▸ Exercise description: The full listing should be duplicated word for word.

═══ Available data ═══

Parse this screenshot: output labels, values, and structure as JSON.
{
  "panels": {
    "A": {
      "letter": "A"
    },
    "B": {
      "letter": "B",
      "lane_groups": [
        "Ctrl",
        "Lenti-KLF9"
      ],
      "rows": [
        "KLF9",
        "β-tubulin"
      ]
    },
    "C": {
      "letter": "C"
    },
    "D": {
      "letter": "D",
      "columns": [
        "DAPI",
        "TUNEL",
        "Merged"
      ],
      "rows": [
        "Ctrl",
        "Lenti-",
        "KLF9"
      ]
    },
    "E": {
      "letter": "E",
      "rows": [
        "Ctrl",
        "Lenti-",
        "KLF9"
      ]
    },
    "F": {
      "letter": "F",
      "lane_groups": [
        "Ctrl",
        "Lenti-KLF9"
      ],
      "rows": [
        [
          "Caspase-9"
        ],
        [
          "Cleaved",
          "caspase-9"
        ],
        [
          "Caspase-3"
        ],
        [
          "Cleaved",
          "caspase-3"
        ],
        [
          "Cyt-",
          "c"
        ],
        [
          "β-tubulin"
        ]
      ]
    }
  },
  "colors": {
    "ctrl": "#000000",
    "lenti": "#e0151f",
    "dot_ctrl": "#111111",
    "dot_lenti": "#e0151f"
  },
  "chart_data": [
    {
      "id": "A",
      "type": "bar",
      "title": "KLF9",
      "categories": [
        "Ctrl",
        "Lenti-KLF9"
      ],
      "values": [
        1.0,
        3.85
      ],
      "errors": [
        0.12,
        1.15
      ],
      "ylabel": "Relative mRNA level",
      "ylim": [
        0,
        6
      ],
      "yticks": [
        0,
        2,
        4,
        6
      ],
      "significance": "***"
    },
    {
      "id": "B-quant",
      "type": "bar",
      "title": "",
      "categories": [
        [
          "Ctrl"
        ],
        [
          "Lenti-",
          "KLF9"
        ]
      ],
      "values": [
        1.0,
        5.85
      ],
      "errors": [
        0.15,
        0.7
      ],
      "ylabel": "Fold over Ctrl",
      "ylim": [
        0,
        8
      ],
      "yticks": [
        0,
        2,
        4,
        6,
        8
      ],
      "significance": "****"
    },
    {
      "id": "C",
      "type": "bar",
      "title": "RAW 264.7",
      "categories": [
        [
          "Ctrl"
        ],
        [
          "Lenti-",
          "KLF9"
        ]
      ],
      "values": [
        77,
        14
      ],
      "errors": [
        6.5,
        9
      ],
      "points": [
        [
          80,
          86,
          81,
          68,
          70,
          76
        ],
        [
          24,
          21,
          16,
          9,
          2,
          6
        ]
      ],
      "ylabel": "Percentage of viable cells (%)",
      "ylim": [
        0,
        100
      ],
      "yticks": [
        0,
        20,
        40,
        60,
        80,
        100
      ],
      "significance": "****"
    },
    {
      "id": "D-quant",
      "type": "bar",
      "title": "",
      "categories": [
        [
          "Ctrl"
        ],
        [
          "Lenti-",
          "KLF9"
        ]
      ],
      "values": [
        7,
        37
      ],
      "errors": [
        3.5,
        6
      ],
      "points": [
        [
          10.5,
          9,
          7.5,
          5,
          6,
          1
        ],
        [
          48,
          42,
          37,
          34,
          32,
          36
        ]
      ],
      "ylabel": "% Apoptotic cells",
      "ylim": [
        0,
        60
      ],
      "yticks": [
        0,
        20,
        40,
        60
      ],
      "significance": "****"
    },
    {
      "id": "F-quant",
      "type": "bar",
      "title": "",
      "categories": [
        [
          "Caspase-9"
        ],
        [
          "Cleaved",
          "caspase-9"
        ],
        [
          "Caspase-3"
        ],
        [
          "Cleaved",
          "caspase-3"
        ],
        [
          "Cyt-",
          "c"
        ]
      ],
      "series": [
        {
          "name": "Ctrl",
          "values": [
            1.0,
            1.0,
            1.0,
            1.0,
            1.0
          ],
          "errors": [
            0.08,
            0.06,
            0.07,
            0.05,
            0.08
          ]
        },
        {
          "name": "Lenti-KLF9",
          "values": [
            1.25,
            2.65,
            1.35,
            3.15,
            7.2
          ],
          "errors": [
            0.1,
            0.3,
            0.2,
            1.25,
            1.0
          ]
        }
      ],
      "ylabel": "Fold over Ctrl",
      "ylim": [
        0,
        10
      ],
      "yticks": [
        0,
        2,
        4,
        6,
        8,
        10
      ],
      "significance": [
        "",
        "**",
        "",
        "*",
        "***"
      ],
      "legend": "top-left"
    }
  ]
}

═══

▸ Reply:
Parse this screenshot: output labels, values, and structure as JSON.
{
  "panels": {
    "A": {
      "letter": "A"
    },
    "B": {
      "letter": "B",
      "lane_groups": [
        "Ctrl",
        "Lenti-KLF9"
      ],
      "rows": [
        "KLF9",
        "β-tubulin"
      ]
    },
    "C": {
      "letter": "C"
    },
    "D": {
      "letter": "D",
      "columns": [
        "DAPI",
        "TUNEL",
        "Merged"
      ],
      "rows": [
        "Ctrl",
        "Lenti-",
        "KLF9"
      ]
    },
    "E": {
      "letter": "E",
      "rows": [
        "Ctrl",
        "Lenti-",
        "KLF9"
      ]
    },
    "F": {
      "letter": "F",
      "lane_groups": [
        "Ctrl",
        "Lenti-KLF9"
      ],
      "rows": [
        [
          "Caspase-9"
        ],
        [
          "Cleaved",
          "caspase-9"
        ],
        [
          "Caspase-3"
        ],
        [
          "Cleaved",
          "caspase-3"
        ],
        [
          "Cyt-",
          "c"
        ],
        [
          "β-tubulin"
        ]
      ]
    }
  },
  "colors": {
    "ctrl": "#000000",
    "lenti": "#e0151f",
    "dot_ctrl": "#111111",
    "dot_lenti": "#e0151f"
  },
  "chart_data": [
    {
      "id": "A",
      "type": "bar",
      "title": "KLF9",
      "categories": [
        "Ctrl",
        "Lenti-KLF9"
      ],
      "values": [
        1.0,
        3.85
      ],
      "errors": [
        0.12,
        1.15
      ],
      "ylabel": "Relative mRNA level",
      "ylim": [
        0,
        6
      ],
      "yticks": [
        0,
        2,
        4,
        6
      ],
      "significance": "***"
    },
    {
      "id": "B-quant",
      "type": "bar",
      "title": "",
      "categories": [
        [
          "Ctrl"
        ],
        [
          "Lenti-",
          "KLF9"
        ]
      ],
      "values": [
        1.0,
        5.85
      ],
      "errors": [
        0.15,
        0.7
      ],
      "ylabel": "Fold over Ctrl",
      "ylim": [
        0,
        8
      ],
      "yticks": [
        0,
        2,
        4,
        6,
        8
      ],
      "significance": "****"
    },
    {
      "id": "C",
      "type": "bar",
      "title": "RAW 264.7",
      "categories": [
        [
          "Ctrl"
        ],
        [
          "Lenti-",
          "KLF9"
        ]
      ],
      "values": [
        77,
        14
      ],
      "errors": [
        6.5,
        9
      ],
      "points": [
        [
          80,
          86,
          81,
          68,
          70,
          76
        ],
        [
          24,
          21,
          16,
          9,
          2,
          6
        ]
      ],
      "ylabel": "Percentage of viable cells (%)",
      "ylim": [
        0,
        100
      ],
      "yticks": [
        0,
        20,
        40,
        60,
        80,
        100
      ],
      "significance": "****"
    },
    {
      "id": "D-quant",
      "type": "bar",
      "title": "",
      "categories": [
        [
          "Ctrl"
        ],
        [
          "Lenti-",
          "KLF9"
        ]
      ],
      "values": [
        7,
        37
      ],
      "errors": [
        3.5,
        6
      ],
      "points": [
        [
          10.5,
          9,
          7.5,
          5,
          6,
          1
        ],
        [
          48,
          42,
          37,
          34,
          32,
          36
        ]
      ],
      "ylabel": "% Apoptotic cells",
      "ylim": [
        0,
        60
      ],
      "yticks": [
        0,
        20,
        40,
        60
      ],
      "significance": "****"
    },
    {
      "id": "F-quant",
      "type": "bar",
      "title": "",
      "categories": [
        [
          "Caspase-9"
        ],
        [
          "Cleaved",
          "caspase-9"
        ],
        [
          "Caspase-3"
        ],
        [
          "Cleaved",
          "caspase-3"
        ],
        [
          "Cyt-",
          "c"
        ]
      ],
      "series": [
        {
          "name": "Ctrl",
          "values": [
            1.0,
            1.0,
            1.0,
            1.0,
            1.0
          ],
          "errors": [
            0.08,
            0.06,
            0.07,
            0.05,
            0.08
          ]
        },
        {
          "name": "Lenti-KLF9",
          "values": [
            1.25,
            2.65,
            1.35,
            3.15,
            7.2
          ],
          "errors": [
            0.1,
            0.3,
            0.2,
            1.25,
            1.0
          ]
        }
      ],
      "ylabel": "Fold over Ctrl",
      "ylim": [
        0,
        10
      ],
      "yticks": [
        0,
        2,
        4,
        6,
        8,
        10
      ],
      "significance": [
        "",
        "**",
        "",
        "*",
        "***"
      ],
      "legend": "top-left"
    }
  ]
}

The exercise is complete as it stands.